Dataset listings of figures:
**********
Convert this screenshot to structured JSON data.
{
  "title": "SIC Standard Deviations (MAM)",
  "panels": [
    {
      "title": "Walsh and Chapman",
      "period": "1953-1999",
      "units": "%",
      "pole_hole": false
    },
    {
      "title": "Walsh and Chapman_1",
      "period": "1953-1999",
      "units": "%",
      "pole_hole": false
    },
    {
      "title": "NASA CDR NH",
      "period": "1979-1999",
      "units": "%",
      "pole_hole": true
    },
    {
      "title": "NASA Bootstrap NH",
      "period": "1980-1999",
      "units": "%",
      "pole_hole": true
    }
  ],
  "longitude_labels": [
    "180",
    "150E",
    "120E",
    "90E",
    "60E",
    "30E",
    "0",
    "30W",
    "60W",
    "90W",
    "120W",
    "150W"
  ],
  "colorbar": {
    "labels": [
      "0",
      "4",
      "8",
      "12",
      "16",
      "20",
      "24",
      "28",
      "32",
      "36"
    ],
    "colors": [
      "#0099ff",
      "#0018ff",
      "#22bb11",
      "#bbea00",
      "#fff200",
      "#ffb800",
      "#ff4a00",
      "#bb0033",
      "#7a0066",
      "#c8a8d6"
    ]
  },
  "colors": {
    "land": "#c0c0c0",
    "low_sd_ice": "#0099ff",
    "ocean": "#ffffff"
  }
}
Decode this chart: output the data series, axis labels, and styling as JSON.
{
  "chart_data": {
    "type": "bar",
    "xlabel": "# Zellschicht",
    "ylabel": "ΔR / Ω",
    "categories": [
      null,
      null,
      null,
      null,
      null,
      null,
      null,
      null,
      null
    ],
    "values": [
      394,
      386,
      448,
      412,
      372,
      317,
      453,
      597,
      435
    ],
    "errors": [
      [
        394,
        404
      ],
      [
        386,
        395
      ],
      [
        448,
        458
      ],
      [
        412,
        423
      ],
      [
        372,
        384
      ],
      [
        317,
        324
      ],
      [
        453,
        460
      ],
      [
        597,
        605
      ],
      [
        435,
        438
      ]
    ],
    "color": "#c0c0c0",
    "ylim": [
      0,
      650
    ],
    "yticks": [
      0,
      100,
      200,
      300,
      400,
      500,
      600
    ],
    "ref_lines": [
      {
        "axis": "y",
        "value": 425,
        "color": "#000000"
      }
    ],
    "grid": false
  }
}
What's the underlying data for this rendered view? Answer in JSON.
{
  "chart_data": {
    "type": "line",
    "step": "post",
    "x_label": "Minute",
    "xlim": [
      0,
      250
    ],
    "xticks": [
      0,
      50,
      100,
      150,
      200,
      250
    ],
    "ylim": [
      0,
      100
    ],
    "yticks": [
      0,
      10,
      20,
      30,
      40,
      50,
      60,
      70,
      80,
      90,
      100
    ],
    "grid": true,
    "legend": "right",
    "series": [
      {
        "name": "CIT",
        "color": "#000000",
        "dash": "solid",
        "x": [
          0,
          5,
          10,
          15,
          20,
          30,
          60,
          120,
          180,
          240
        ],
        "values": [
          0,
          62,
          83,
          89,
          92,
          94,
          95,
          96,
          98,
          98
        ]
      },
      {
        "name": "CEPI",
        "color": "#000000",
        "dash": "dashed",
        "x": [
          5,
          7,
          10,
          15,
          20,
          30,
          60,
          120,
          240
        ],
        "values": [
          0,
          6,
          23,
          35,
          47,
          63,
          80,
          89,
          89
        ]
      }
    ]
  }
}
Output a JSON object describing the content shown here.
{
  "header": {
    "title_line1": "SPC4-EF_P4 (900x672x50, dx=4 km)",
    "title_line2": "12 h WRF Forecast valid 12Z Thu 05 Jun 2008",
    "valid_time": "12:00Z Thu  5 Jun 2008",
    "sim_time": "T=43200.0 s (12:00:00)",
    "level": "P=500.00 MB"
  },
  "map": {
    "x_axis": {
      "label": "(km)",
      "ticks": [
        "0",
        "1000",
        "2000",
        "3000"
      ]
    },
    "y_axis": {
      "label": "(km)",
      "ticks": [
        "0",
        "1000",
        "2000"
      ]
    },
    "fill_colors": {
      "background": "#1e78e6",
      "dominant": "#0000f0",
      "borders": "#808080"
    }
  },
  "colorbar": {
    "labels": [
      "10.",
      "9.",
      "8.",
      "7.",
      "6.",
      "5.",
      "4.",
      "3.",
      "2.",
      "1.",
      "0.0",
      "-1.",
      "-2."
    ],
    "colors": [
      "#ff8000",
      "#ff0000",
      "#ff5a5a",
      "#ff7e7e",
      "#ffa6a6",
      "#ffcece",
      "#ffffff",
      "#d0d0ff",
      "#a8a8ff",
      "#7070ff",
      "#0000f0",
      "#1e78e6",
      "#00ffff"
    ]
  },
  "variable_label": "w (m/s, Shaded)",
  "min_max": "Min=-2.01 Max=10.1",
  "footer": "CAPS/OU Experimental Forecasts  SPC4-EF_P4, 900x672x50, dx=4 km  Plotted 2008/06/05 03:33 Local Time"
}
**********
#### Problem statement:
Gather each line in the entries above where the string "this" is found.

#### Solution:
Convert this screenshot to structured JSON data.
Decode this chart: output the data series, axis labels, and styling as JSON.
What's the underlying data for this rendered view? Answer in JSON.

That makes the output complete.